■ **Goal of the exercise**:
Repeat each entry exactly and drop the pictures.

■ **Information shown**:
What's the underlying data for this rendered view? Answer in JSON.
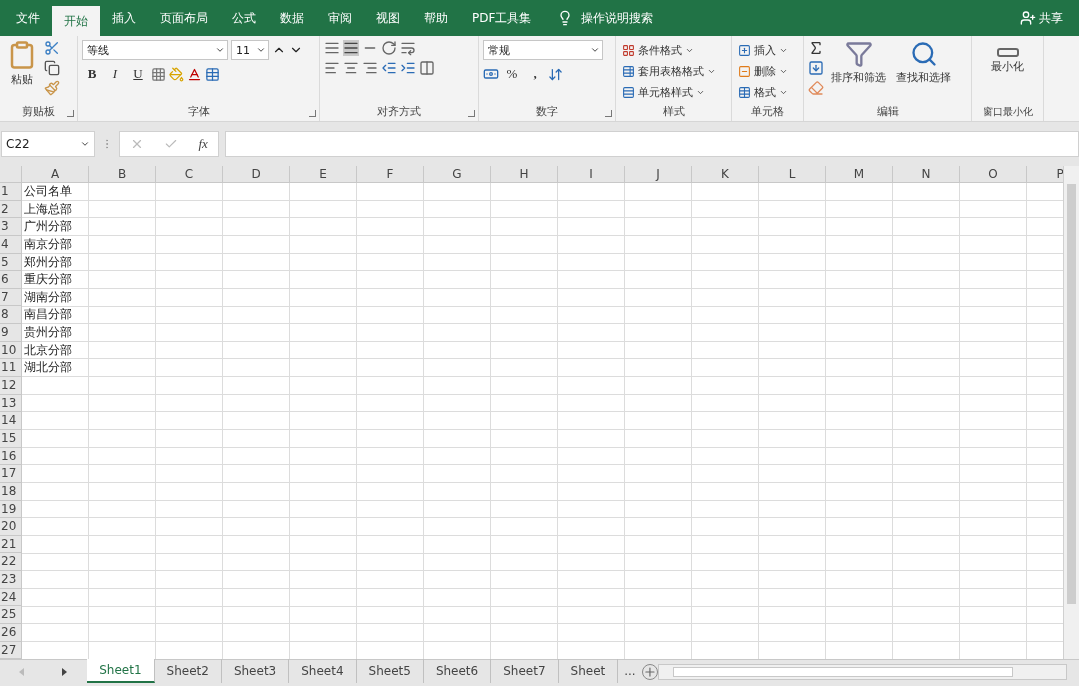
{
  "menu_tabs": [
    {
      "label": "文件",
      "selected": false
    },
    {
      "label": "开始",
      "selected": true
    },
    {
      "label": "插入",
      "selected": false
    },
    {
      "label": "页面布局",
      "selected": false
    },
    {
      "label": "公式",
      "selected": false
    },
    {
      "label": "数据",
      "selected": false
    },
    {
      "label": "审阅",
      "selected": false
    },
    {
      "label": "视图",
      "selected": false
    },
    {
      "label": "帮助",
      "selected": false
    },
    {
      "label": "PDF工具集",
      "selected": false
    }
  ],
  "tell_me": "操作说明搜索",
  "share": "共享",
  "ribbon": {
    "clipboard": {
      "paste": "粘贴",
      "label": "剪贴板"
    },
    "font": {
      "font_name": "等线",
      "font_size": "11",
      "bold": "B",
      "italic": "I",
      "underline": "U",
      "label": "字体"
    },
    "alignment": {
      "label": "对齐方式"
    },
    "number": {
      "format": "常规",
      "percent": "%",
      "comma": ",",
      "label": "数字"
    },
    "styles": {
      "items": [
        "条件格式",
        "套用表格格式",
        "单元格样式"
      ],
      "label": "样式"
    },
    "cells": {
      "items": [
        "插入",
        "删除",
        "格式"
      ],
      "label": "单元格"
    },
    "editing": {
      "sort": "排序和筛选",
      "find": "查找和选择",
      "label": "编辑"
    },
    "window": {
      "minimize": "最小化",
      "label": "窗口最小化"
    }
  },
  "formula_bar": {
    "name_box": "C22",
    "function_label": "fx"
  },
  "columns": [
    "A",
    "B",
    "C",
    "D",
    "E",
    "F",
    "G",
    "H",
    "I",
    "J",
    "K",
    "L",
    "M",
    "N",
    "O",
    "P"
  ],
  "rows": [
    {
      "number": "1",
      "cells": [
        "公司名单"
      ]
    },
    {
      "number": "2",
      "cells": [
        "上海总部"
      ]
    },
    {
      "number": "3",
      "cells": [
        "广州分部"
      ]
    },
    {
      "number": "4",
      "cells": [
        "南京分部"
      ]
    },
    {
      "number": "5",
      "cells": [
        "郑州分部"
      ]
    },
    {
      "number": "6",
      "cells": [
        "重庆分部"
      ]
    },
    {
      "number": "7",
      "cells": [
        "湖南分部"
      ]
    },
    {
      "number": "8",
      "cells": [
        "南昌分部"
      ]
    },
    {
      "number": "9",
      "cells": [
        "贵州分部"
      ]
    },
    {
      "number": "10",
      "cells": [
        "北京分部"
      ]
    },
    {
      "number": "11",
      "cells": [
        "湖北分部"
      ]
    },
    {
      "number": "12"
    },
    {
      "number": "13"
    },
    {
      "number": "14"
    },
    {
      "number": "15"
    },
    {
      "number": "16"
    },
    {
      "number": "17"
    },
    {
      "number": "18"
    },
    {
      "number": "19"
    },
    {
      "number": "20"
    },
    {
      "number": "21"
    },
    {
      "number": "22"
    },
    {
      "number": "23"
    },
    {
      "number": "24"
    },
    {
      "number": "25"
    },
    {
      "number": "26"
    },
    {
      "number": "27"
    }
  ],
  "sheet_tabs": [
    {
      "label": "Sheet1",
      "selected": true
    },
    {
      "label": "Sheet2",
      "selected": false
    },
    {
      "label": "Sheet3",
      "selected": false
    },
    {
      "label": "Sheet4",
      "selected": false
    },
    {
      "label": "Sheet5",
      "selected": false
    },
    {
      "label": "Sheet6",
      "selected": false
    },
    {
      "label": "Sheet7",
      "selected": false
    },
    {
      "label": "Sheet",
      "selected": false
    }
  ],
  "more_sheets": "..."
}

■ **Complete answer**:
What's the underlying data for this rendered view? Answer in JSON.
{
  "menu_tabs": [
    {
      "label": "文件",
      "selected": false
    },
    {
      "label": "开始",
      "selected": true
    },
    {
      "label": "插入",
      "selected": false
    },
    {
      "label": "页面布局",
      "selected": false
    },
    {
      "label": "公式",
      "selected": false
    },
    {
      "label": "数据",
      "selected": false
    },
    {
      "label": "审阅",
      "selected": false
    },
    {
      "label": "视图",
      "selected": false
    },
    {
      "label": "帮助",
      "selected": false
    },
    {
      "label": "PDF工具集",
      "selected": false
    }
  ],
  "tell_me": "操作说明搜索",
  "share": "共享",
  "ribbon": {
    "clipboard": {
      "paste": "粘贴",
      "label": "剪贴板"
    },
    "font": {
      "font_name": "等线",
      "font_size": "11",
      "bold": "B",
      "italic": "I",
      "underline": "U",
      "label": "字体"
    },
    "alignment": {
      "label": "对齐方式"
    },
    "number": {
      "format": "常规",
      "percent": "%",
      "comma": ",",
      "label": "数字"
    },
    "styles": {
      "items": [
        "条件格式",
        "套用表格格式",
        "单元格样式"
      ],
      "label": "样式"
    },
    "cells": {
      "items": [
        "插入",
        "删除",
        "格式"
      ],
      "label": "单元格"
    },
    "editing": {
      "sort": "排序和筛选",
      "find": "查找和选择",
      "label": "编辑"
    },
    "window": {
      "minimize": "最小化",
      "label": "窗口最小化"
    }
  },
  "formula_bar": {
    "name_box": "C22",
    "function_label": "fx"
  },
  "columns": [
    "A",
    "B",
    "C",
    "D",
    "E",
    "F",
    "G",
    "H",
    "I",
    "J",
    "K",
    "L",
    "M",
    "N",
    "O",
    "P"
  ],
  "rows": [
    {
      "number": "1",
      "cells": [
        "公司名单"
      ]
    },
    {
      "number": "2",
      "cells": [
        "上海总部"
      ]
    },
    {
      "number": "3",
      "cells": [
        "广州分部"
      ]
    },
    {
      "number": "4",
      "cells": [
        "南京分部"
      ]
    },
    {
      "number": "5",
      "cells": [
        "郑州分部"
      ]
    },
    {
      "number": "6",
      "cells": [
        "重庆分部"
      ]
    },
    {
      "number": "7",
      "cells": [
        "湖南分部"
      ]
    },
    {
      "number": "8",
      "cells": [
        "南昌分部"
      ]
    },
    {
      "number": "9",
      "cells": [
        "贵州分部"
      ]
    },
    {
      "number": "10",
      "cells": [
        "北京分部"
      ]
    },
    {
      "number": "11",
      "cells": [
        "湖北分部"
      ]
    },
    {
      "number": "12"
    },
    {
      "number": "13"
    },
    {
      "number": "14"
    },
    {
      "number": "15"
    },
    {
      "number": "16"
    },
    {
      "number": "17"
    },
    {
      "number": "18"
    },
    {
      "number": "19"
    },
    {
      "number": "20"
    },
    {
      "number": "21"
    },
    {
      "number": "22"
    },
    {
      "number": "23"
    },
    {
      "number": "24"
    },
    {
      "number": "25"
    },
    {
      "number": "26"
    },
    {
      "number": "27"
    }
  ],
  "sheet_tabs": [
    {
      "label": "Sheet1",
      "selected": true
    },
    {
      "label": "Sheet2",
      "selected": false
    },
    {
      "label": "Sheet3",
      "selected": false
    },
    {
      "label": "Sheet4",
      "selected": false
    },
    {
      "label": "Sheet5",
      "selected": false
    },
    {
      "label": "Sheet6",
      "selected": false
    },
    {
      "label": "Sheet7",
      "selected": false
    },
    {
      "label": "Sheet",
      "selected": false
    }
  ],
  "more_sheets": "..."
}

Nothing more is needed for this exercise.